TASK STATEMENT: Copy every line of the records below where the word "light" occurs.
>>>
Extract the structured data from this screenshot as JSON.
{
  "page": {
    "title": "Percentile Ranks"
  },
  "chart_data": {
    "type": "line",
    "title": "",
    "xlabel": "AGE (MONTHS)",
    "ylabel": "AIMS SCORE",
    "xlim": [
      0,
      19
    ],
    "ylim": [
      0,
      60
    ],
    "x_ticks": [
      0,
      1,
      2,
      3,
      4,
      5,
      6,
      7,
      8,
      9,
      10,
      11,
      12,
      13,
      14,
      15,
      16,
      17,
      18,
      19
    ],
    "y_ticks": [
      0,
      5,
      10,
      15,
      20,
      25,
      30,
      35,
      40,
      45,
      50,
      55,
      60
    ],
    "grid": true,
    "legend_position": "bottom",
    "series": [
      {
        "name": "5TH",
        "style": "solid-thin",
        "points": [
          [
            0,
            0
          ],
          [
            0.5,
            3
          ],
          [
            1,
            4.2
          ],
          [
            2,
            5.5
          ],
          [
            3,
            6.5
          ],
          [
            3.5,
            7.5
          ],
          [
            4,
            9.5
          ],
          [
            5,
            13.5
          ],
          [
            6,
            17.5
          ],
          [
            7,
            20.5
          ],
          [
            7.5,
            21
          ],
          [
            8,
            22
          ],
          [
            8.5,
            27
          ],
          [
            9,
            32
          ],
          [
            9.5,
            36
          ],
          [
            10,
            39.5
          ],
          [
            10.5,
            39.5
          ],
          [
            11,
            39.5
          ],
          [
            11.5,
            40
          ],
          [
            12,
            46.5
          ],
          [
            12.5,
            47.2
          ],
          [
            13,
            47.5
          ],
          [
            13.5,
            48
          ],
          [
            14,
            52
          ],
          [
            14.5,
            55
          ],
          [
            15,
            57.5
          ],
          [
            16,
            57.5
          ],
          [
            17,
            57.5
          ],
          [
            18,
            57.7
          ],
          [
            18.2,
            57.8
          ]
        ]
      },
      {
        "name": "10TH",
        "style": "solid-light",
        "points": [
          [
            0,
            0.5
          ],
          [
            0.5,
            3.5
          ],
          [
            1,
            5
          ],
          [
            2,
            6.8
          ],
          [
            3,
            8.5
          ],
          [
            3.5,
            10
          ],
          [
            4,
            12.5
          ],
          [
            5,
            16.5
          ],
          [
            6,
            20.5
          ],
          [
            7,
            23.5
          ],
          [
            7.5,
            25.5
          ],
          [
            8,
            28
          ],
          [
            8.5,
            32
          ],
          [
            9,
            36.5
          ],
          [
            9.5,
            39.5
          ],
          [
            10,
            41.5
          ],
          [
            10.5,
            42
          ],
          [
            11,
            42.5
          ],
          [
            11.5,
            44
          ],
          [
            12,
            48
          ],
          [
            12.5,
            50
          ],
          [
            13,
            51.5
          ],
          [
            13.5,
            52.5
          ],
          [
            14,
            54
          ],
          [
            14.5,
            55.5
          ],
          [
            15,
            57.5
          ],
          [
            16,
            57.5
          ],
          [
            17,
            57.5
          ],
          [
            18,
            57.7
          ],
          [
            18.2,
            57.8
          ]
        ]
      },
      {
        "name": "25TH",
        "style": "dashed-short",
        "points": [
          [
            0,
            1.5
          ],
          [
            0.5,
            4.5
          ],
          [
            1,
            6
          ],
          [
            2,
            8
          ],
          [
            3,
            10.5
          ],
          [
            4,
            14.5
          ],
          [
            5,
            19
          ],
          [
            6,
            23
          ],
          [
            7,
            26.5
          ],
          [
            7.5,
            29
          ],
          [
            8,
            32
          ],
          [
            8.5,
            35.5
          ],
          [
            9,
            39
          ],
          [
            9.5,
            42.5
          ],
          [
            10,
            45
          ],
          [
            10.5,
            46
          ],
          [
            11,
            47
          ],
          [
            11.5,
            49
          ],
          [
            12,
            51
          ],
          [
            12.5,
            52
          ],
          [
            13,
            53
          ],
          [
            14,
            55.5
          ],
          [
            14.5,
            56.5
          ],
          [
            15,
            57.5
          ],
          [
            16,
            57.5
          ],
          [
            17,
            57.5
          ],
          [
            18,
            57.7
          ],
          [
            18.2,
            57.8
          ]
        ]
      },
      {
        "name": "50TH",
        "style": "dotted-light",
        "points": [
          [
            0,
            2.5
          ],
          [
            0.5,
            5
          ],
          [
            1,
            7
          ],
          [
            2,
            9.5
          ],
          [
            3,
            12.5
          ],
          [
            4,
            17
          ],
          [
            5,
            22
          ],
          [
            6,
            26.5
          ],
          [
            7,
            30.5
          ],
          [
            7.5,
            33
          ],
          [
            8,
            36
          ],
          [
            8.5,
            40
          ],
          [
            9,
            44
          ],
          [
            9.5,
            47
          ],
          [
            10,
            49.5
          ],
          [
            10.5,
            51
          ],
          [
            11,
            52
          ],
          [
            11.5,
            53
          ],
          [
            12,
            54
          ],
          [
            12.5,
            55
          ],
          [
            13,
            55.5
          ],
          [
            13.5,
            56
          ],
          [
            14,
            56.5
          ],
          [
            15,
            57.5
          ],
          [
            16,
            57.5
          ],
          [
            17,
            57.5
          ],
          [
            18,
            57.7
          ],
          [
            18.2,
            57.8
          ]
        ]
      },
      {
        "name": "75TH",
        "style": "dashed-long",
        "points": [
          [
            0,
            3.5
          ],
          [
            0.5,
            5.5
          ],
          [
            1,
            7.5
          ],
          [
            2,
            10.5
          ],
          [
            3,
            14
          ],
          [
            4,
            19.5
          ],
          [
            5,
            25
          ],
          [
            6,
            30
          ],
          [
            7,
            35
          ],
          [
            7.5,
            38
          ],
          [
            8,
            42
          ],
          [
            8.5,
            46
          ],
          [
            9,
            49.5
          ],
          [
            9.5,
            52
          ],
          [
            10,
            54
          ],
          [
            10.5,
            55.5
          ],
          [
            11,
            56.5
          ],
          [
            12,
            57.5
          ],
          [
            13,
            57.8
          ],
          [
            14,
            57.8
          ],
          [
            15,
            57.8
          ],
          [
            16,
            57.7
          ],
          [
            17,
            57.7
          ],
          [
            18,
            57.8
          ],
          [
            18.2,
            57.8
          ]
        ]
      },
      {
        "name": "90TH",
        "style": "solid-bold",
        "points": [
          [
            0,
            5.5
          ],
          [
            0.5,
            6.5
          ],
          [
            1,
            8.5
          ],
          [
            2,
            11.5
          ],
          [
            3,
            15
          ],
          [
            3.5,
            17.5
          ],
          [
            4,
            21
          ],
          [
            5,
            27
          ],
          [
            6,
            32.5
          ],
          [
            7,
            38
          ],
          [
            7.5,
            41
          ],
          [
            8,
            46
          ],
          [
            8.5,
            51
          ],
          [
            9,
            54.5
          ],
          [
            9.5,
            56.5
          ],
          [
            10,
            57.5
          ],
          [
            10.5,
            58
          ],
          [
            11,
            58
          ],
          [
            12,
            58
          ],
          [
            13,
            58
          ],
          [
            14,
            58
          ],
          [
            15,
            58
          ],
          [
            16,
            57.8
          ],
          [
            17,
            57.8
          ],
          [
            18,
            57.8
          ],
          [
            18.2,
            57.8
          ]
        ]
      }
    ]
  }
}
<<<
TASK SOLUTION:
        "style": "solid-light",
        "style": "dotted-light",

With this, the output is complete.